■ Fragmento ■
------------------------
Desde la Asamblea de Pequeños y Medianos Empresarios (APYME) de Entre Ríos emitieron una alarmante advertencia sobre el impacto del modelo económico: de acuerdo con sus estimaciones, la provincia ya sufrió el cierre de pymes por encima de las 900 firmas y la destrucción de más de 9.000 puestos de trabajo genuinos desde fines de 2023.
El titular de APYME en la provincia, Rafael Vicentín, detalló que las micro, pequeñas y medianas empresas atraviesan una situación crítica, siendo las unidades productivas de menor escala las que presentan las mayores dificultades para sostener sus persianas abiertas y garantizar la continuidad laboral de sus planteles.
La velocidad del derrumbe en el empleo y la actividad industrial
Las estadísticas oficiales de la Superintendencia de Riesgos del Trabajo reflejaban que entre noviembre de 2023 y noviembre de 2025 se había registrado la pérdida de 868 empresas en el territorio entrerriano. Al respecto, Vicentín puntualizó: "Las empresas que más caen son las más pequeñas. En ese mismo período se perdieron 8.600 puestos de trabajo".
Sin embargo, la inercia recesiva de los últimos meses aceleró el deterioro del sector. "A mediados de 2026 estimamos que ya son más de 900 empresas cerradas y más de 9.000 puestos de trabajo perdidos", afirmó el dirigente, alertando sobre la velocidad inédita de este proceso de desindustrialización.
Si bien el cierre de comercios y talleres ha ocurrido en otros periodos históricos, el titular de APYME remarcó que el escenario actual presenta un comportamiento diferencial sumamente alarmante: "No con la intensidad y con la velocidad de caída que vemos ahora. Ese es un dato distintivo y muy preocupante".
Licuación del consumo interno y salarios por debajo de la línea de pobreza
Para la entidad empresaria, el principal motor de la crisis radica en el desplome sistemático del mercado interno, provocado por la pérdida del poder adquisitivo de los sectores populares que dinamizan la economía entrerriana. Los indicadores de consumo no muestran señales de piso debido al desfasaje entre los ingresos fijos y el costo de vida.
Vicentín fundamentó este diagnóstico citando los relevamientos del INDEC y de la ANSES, los cuales evidencian que el 80% de la población que percibe ingresos fijos —entre asalariados, jubilados y pensionados— no alcanza a cubrir la canasta básica total. "Se imaginarán las consecuencias que eso tiene sobre el consumo", manifestó.
------------------------
■ Material mostrado ■
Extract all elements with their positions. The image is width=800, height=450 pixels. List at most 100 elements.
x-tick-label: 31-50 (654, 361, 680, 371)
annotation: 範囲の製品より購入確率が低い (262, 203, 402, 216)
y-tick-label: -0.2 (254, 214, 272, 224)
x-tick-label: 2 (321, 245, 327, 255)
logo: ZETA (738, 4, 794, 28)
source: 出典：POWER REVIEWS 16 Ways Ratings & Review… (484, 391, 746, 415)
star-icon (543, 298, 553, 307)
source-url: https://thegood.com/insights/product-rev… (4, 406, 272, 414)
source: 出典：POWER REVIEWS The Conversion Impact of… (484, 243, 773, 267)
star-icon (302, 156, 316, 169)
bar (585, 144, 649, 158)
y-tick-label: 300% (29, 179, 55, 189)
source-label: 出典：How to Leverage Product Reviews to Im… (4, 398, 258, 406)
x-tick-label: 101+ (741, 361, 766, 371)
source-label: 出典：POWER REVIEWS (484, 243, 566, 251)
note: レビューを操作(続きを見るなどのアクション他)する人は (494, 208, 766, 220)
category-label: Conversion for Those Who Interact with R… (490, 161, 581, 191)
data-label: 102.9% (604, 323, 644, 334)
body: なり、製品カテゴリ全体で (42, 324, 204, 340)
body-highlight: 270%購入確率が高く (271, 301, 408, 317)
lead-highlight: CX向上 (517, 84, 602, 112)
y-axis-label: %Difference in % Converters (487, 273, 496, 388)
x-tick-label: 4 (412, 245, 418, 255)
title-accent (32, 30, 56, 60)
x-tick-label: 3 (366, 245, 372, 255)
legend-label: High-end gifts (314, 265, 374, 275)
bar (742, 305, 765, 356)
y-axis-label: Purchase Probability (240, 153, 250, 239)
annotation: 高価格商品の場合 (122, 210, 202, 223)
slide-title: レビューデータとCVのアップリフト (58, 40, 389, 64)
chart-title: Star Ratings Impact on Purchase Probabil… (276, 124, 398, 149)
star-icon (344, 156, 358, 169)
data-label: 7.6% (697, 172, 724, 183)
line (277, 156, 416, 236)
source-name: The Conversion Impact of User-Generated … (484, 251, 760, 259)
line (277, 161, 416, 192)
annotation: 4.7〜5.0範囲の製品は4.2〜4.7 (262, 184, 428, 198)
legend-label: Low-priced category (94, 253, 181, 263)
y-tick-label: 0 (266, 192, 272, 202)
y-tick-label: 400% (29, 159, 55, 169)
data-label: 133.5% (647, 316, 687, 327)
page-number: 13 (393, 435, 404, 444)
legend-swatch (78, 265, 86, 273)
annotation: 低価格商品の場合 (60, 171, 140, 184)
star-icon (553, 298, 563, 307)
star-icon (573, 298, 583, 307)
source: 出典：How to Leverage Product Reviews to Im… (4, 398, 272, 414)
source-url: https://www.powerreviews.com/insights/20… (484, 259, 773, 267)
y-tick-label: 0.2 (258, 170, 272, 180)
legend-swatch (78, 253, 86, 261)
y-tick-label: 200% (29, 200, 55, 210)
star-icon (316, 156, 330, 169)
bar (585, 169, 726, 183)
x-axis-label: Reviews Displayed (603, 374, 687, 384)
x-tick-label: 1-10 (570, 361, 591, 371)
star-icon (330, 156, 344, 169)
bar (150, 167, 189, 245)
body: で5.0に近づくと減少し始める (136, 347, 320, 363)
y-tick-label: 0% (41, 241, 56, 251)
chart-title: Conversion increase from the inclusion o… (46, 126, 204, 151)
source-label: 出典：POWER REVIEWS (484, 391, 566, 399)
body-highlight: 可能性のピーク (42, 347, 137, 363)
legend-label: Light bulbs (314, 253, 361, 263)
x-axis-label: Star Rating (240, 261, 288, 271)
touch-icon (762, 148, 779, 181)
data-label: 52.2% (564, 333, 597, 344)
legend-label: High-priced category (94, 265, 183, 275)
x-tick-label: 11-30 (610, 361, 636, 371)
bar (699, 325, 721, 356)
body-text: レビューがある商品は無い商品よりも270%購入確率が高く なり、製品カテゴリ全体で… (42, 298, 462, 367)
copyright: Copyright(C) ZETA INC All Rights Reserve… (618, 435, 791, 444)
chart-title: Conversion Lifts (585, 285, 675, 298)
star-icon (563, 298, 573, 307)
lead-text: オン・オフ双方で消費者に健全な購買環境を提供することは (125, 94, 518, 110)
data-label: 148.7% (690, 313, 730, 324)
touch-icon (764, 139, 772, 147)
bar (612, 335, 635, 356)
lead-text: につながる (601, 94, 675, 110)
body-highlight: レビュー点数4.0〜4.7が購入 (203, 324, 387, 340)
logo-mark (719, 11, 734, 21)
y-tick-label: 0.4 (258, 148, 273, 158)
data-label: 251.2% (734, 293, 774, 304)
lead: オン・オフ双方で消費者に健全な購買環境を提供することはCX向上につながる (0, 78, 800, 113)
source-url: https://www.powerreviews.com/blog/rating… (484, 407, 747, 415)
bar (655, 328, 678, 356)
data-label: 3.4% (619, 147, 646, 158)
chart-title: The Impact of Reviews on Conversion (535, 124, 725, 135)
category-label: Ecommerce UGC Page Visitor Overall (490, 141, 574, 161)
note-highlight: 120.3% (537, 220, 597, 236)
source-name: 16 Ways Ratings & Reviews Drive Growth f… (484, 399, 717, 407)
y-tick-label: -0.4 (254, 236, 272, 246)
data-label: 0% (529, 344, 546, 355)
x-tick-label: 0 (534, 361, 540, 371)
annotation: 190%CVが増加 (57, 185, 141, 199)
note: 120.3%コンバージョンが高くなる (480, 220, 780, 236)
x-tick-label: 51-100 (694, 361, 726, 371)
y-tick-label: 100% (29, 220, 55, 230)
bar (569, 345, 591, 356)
------------------------
Sigue escribiendo la nota sobre el cierre de pymes en Entre Ríos a partir de su última oración.

Ante la consulta sobre la posibilidad de revertir esta tendencia a corto plazo, el dirigente expresó su preocupación por la sintonía política entre la Casa Rosada y la administración provincial para sostener las medidas de ajuste: “A juzgar por los discursos, hay una voluntad política tanto del Gobierno Nacional como del Provincial, que se alinea con esas políticas, de sostener esto como el rumbo correcto. Hay sectores que son beneficiados con esta política, pero no tienen que ver ni con las pequeñas empresas ni con la mayoría de la población”.
En ese sentido, sentenció de manera pragmática: "Si las políticas continúan siendo las mismas, no vemos por qué deberían generar un resultado diferente".
Desregulación aduanera, competencia desleal y precarización laboral
Uno de los puntos más cuestionados por el sector industrial es la política de libre comercio y la flexibilización para el ingreso de manufacturas extranjeras, una medida que golpea directamente a las cadenas de valor locales.
"Para el sector industrial es una condición gravísima porque no hablamos de importar insumos o maquinaria para producir, sino de bienes terminados".
La competencia directa con artículos importados desde potencias industriales como China se torna inviable para las fábricas entrerrianas debido a las asimetrías de costos y subsidios estatales de origen. "Compiten con sistemas productivos que les permiten llegar a precios con los que la industria local no puede competir. La consecuencia termina siendo el cierre de empresas productivas y la pérdida de puestos de trabajo", advirtió.
Como contrapartida del desempleo, las personas despedidas se ven empujadas hacia la informalidad o el cuentapropismo de subsistencia para garantizar su sustento diario. "Muchos terminan trabajando en aplicaciones de viajes o plataformas de delivery. Nosotros no creemos que ese sea un modelo que permita mejorar las condiciones de vida de la mayoría", indicó.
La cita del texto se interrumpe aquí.